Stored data
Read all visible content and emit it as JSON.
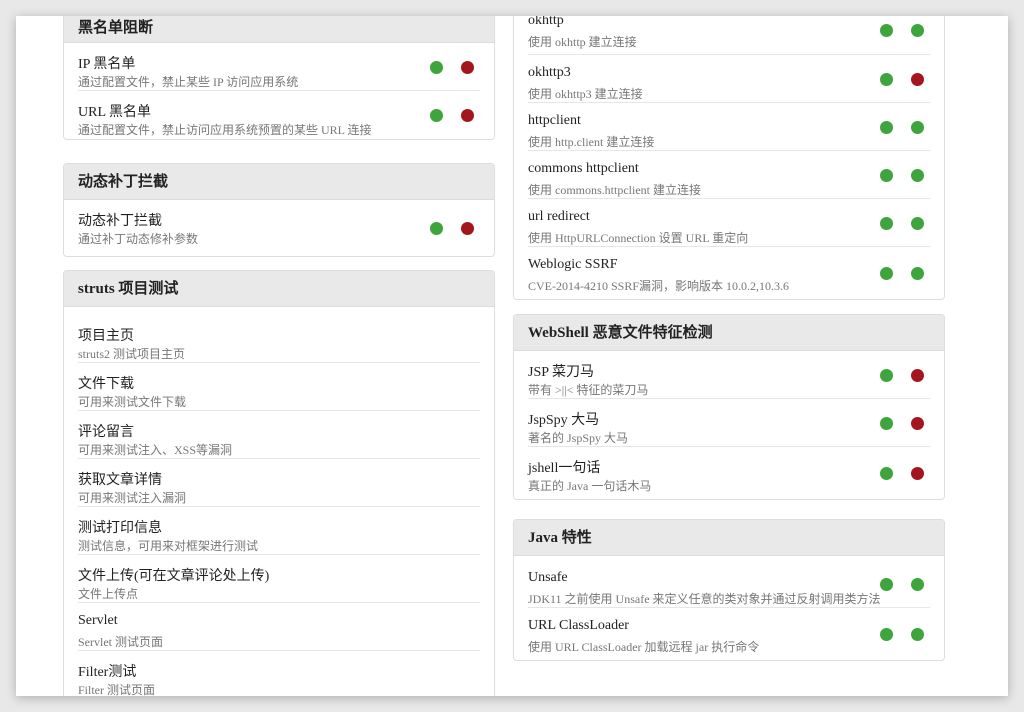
{
  "colors": {
    "green": "#3da53b",
    "red": "#a4161d",
    "header_bg": "#e9e9e9"
  },
  "left": {
    "blacklist": {
      "title": "黑名单阻断",
      "items": [
        {
          "title": "IP 黑名单",
          "desc": "通过配置文件，禁止某些 IP 访问应用系统",
          "status": [
            "green",
            "red"
          ]
        },
        {
          "title": "URL 黑名单",
          "desc": "通过配置文件，禁止访问应用系统预置的某些 URL 连接",
          "status": [
            "green",
            "red"
          ]
        }
      ]
    },
    "patch": {
      "title": "动态补丁拦截",
      "items": [
        {
          "title": "动态补丁拦截",
          "desc": "通过补丁动态修补参数",
          "status": [
            "green",
            "red"
          ]
        }
      ]
    },
    "struts": {
      "title": "struts 项目测试",
      "items": [
        {
          "title": "项目主页",
          "desc": "struts2 测试项目主页"
        },
        {
          "title": "文件下载",
          "desc": "可用来测试文件下载"
        },
        {
          "title": "评论留言",
          "desc": "可用来测试注入、XSS等漏洞"
        },
        {
          "title": "获取文章详情",
          "desc": "可用来测试注入漏洞"
        },
        {
          "title": "测试打印信息",
          "desc": "测试信息，可用来对框架进行测试"
        },
        {
          "title": "文件上传(可在文章评论处上传)",
          "desc": "文件上传点"
        },
        {
          "title": "Servlet",
          "desc": "Servlet 测试页面"
        },
        {
          "title": "Filter测试",
          "desc": "Filter 测试页面"
        }
      ]
    }
  },
  "right": {
    "ssrf": {
      "items": [
        {
          "title": "okhttp",
          "desc": "使用 okhttp 建立连接",
          "status": [
            "green",
            "green"
          ]
        },
        {
          "title": "okhttp3",
          "desc": "使用 okhttp3 建立连接",
          "status": [
            "green",
            "red"
          ]
        },
        {
          "title": "httpclient",
          "desc": "使用 http.client 建立连接",
          "status": [
            "green",
            "green"
          ]
        },
        {
          "title": "commons httpclient",
          "desc": "使用 commons.httpclient 建立连接",
          "status": [
            "green",
            "green"
          ]
        },
        {
          "title": "url redirect",
          "desc": "使用 HttpURLConnection 设置 URL 重定向",
          "status": [
            "green",
            "green"
          ]
        },
        {
          "title": "Weblogic SSRF",
          "desc": "CVE-2014-4210 SSRF漏洞，影响版本 10.0.2,10.3.6",
          "status": [
            "green",
            "green"
          ]
        }
      ]
    },
    "webshell": {
      "title": "WebShell 恶意文件特征检测",
      "items": [
        {
          "title": "JSP 菜刀马",
          "desc": "带有 >||< 特征的菜刀马",
          "status": [
            "green",
            "red"
          ]
        },
        {
          "title": "JspSpy 大马",
          "desc": "著名的 JspSpy 大马",
          "status": [
            "green",
            "red"
          ]
        },
        {
          "title": "jshell一句话",
          "desc": "真正的 Java 一句话木马",
          "status": [
            "green",
            "red"
          ]
        }
      ]
    },
    "java": {
      "title": "Java 特性",
      "items": [
        {
          "title": "Unsafe",
          "desc": "JDK11 之前使用 Unsafe 来定义任意的类对象并通过反射调用类方法",
          "status": [
            "green",
            "green"
          ]
        },
        {
          "title": "URL ClassLoader",
          "desc": "使用 URL ClassLoader 加载远程 jar 执行命令",
          "status": [
            "green",
            "green"
          ]
        }
      ]
    }
  }
}
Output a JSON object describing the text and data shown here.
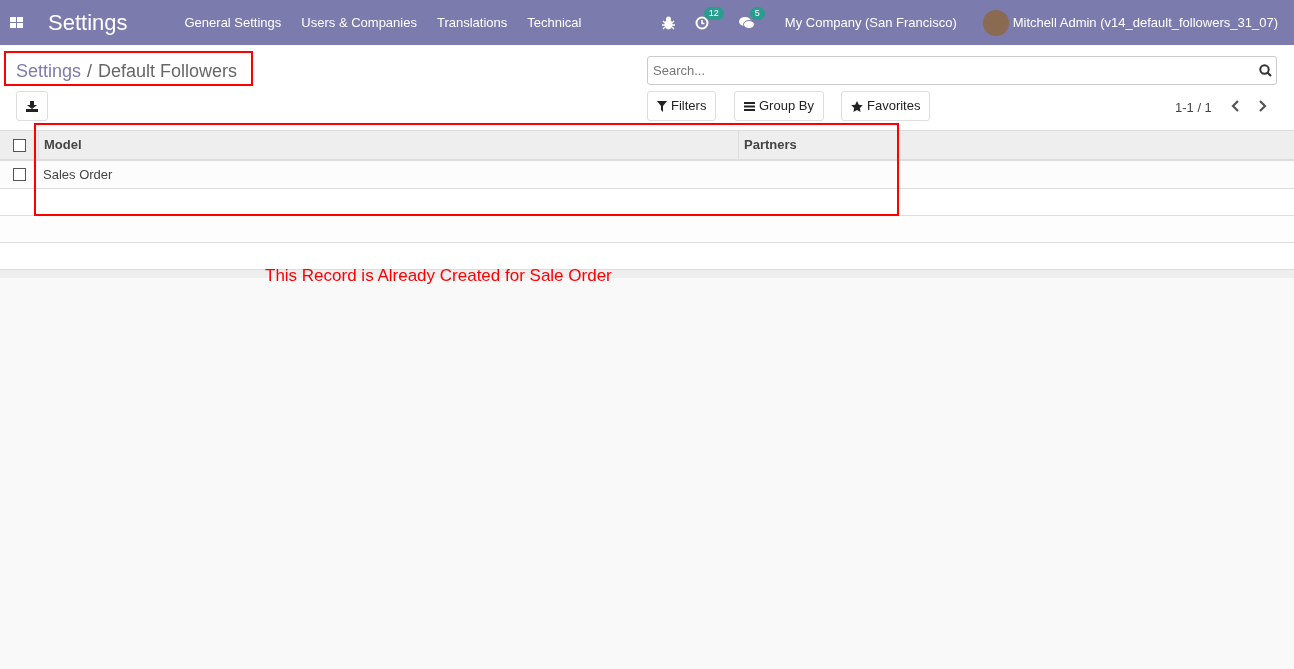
{
  "navbar": {
    "app_title": "Settings",
    "menus": [
      "General Settings",
      "Users & Companies",
      "Translations",
      "Technical"
    ],
    "activity_count": "12",
    "message_count": "5",
    "company": "My Company (San Francisco)",
    "user": "Mitchell Admin (v14_default_followers_31_07)"
  },
  "breadcrumb": [
    "Settings",
    "Default Followers"
  ],
  "breadcrumb_separator": "/",
  "search": {
    "placeholder": "Search..."
  },
  "filter_buttons": [
    "Filters",
    "Group By",
    "Favorites"
  ],
  "pager": "1-1 / 1",
  "table": {
    "columns": [
      "Model",
      "Partners"
    ],
    "all_checked": false,
    "rows": [
      {
        "cells": [
          "Sales Order",
          ""
        ],
        "checked": false
      }
    ]
  },
  "annotation": "This Record is Already Created for Sale Order"
}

» WHAT THE EXERCISE ASKS:
Repeat the listing in full and exactly. Do not include any images.

» TASK ANSWER:
Read all visible content and emit it as JSON.
{
  "colors": {
    "green": "#3da53b",
    "red": "#a4161d",
    "header_bg": "#e9e9e9"
  },
  "left": {
    "blacklist": {
      "title": "黑名单阻断",
      "items": [
        {
          "title": "IP 黑名单",
          "desc": "通过配置文件，禁止某些 IP 访问应用系统",
          "status": [
            "green",
            "red"
          ]
        },
        {
          "title": "URL 黑名单",
          "desc": "通过配置文件，禁止访问应用系统预置的某些 URL 连接",
          "status": [
            "green",
            "red"
          ]
        }
      ]
    },
    "patch": {
      "title": "动态补丁拦截",
      "items": [
        {
          "title": "动态补丁拦截",
          "desc": "通过补丁动态修补参数",
          "status": [
            "green",
            "red"
          ]
        }
      ]
    },
    "struts": {
      "title": "struts 项目测试",
      "items": [
        {
          "title": "项目主页",
          "desc": "struts2 测试项目主页"
        },
        {
          "title": "文件下载",
          "desc": "可用来测试文件下载"
        },
        {
          "title": "评论留言",
          "desc": "可用来测试注入、XSS等漏洞"
        },
        {
          "title": "获取文章详情",
          "desc": "可用来测试注入漏洞"
        },
        {
          "title": "测试打印信息",
          "desc": "测试信息，可用来对框架进行测试"
        },
        {
          "title": "文件上传(可在文章评论处上传)",
          "desc": "文件上传点"
        },
        {
          "title": "Servlet",
          "desc": "Servlet 测试页面"
        },
        {
          "title": "Filter测试",
          "desc": "Filter 测试页面"
        }
      ]
    }
  },
  "right": {
    "ssrf": {
      "items": [
        {
          "title": "okhttp",
          "desc": "使用 okhttp 建立连接",
          "status": [
            "green",
            "green"
          ]
        },
        {
          "title": "okhttp3",
          "desc": "使用 okhttp3 建立连接",
          "status": [
            "green",
            "red"
          ]
        },
        {
          "title": "httpclient",
          "desc": "使用 http.client 建立连接",
          "status": [
            "green",
            "green"
          ]
        },
        {
          "title": "commons httpclient",
          "desc": "使用 commons.httpclient 建立连接",
          "status": [
            "green",
            "green"
          ]
        },
        {
          "title": "url redirect",
          "desc": "使用 HttpURLConnection 设置 URL 重定向",
          "status": [
            "green",
            "green"
          ]
        },
        {
          "title": "Weblogic SSRF",
          "desc": "CVE-2014-4210 SSRF漏洞，影响版本 10.0.2,10.3.6",
          "status": [
            "green",
            "green"
          ]
        }
      ]
    },
    "webshell": {
      "title": "WebShell 恶意文件特征检测",
      "items": [
        {
          "title": "JSP 菜刀马",
          "desc": "带有 >||< 特征的菜刀马",
          "status": [
            "green",
            "red"
          ]
        },
        {
          "title": "JspSpy 大马",
          "desc": "著名的 JspSpy 大马",
          "status": [
            "green",
            "red"
          ]
        },
        {
          "title": "jshell一句话",
          "desc": "真正的 Java 一句话木马",
          "status": [
            "green",
            "red"
          ]
        }
      ]
    },
    "java": {
      "title": "Java 特性",
      "items": [
        {
          "title": "Unsafe",
          "desc": "JDK11 之前使用 Unsafe 来定义任意的类对象并通过反射调用类方法",
          "status": [
            "green",
            "green"
          ]
        },
        {
          "title": "URL ClassLoader",
          "desc": "使用 URL ClassLoader 加载远程 jar 执行命令",
          "status": [
            "green",
            "green"
          ]
        }
      ]
    }
  }
}
Output a JSON object describing the text and data shown here.
{
  "navbar": {
    "app_title": "Settings",
    "menus": [
      "General Settings",
      "Users & Companies",
      "Translations",
      "Technical"
    ],
    "activity_count": "12",
    "message_count": "5",
    "company": "My Company (San Francisco)",
    "user": "Mitchell Admin (v14_default_followers_31_07)"
  },
  "breadcrumb": [
    "Settings",
    "Default Followers"
  ],
  "breadcrumb_separator": "/",
  "search": {
    "placeholder": "Search..."
  },
  "filter_buttons": [
    "Filters",
    "Group By",
    "Favorites"
  ],
  "pager": "1-1 / 1",
  "table": {
    "columns": [
      "Model",
      "Partners"
    ],
    "all_checked": false,
    "rows": [
      {
        "cells": [
          "Sales Order",
          ""
        ],
        "checked": false
      }
    ]
  },
  "annotation": "This Record is Already Created for Sale Order"
}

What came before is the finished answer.